DO THIS
Where a line of the material contains the string "content", copy that line.

— begin DATA PROVIDED —

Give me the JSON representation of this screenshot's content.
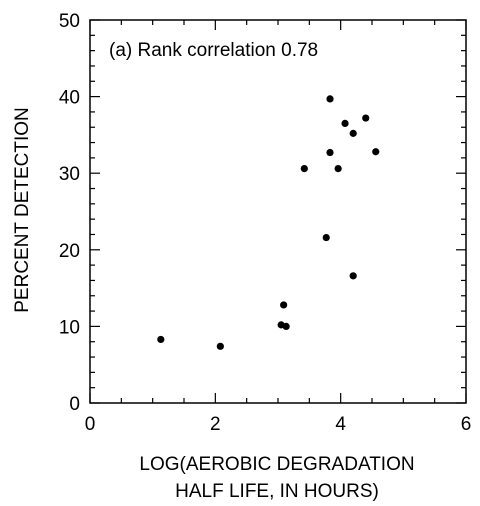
{
  "chart_data": {
    "type": "scatter",
    "title": "",
    "annotation": "(a) Rank correlation 0.78",
    "xlabel_lines": [
      "LOG(AEROBIC DEGRADATION",
      "HALF LIFE, IN HOURS)"
    ],
    "ylabel": "PERCENT DETECTION",
    "xlim": [
      0,
      6
    ],
    "ylim": [
      0,
      50
    ],
    "x_ticks": [
      0,
      2,
      4,
      6
    ],
    "y_ticks": [
      0,
      10,
      20,
      30,
      40,
      50
    ],
    "x_minor_step": 0.5,
    "y_minor_step": 2,
    "grid": false,
    "points": [
      {
        "x": 1.13,
        "y": 8.3
      },
      {
        "x": 2.08,
        "y": 7.4
      },
      {
        "x": 3.05,
        "y": 10.2
      },
      {
        "x": 3.13,
        "y": 10.0
      },
      {
        "x": 3.09,
        "y": 12.8
      },
      {
        "x": 3.42,
        "y": 30.6
      },
      {
        "x": 3.77,
        "y": 21.6
      },
      {
        "x": 3.83,
        "y": 32.7
      },
      {
        "x": 3.83,
        "y": 39.7
      },
      {
        "x": 3.96,
        "y": 30.6
      },
      {
        "x": 4.07,
        "y": 36.5
      },
      {
        "x": 4.2,
        "y": 35.2
      },
      {
        "x": 4.2,
        "y": 16.6
      },
      {
        "x": 4.4,
        "y": 37.2
      },
      {
        "x": 4.56,
        "y": 32.8
      }
    ],
    "marker_color": "#000000"
  }
}
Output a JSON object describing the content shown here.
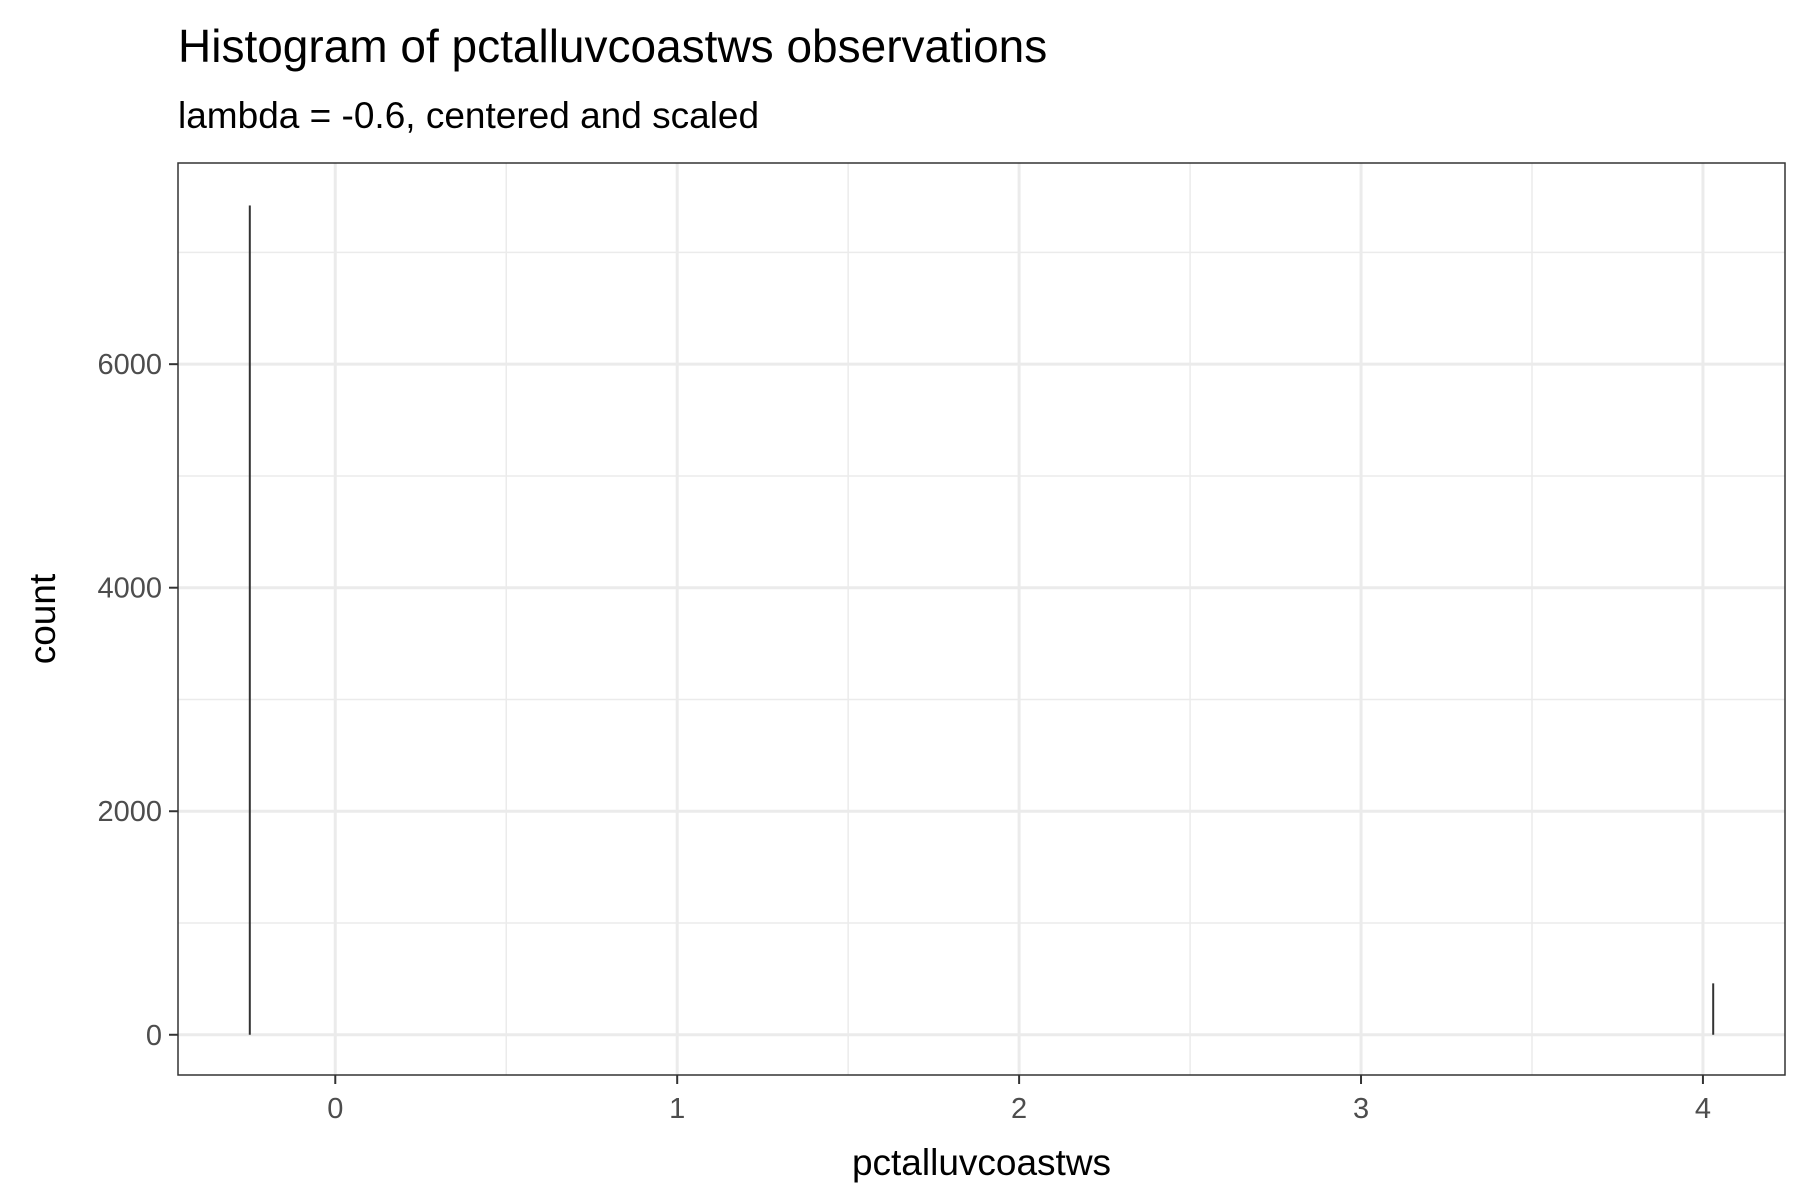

— end DATA PROVIDED —

IN RESPONSE
Give me the JSON representation of this screenshot's content.
Output a JSON object describing the content shown here.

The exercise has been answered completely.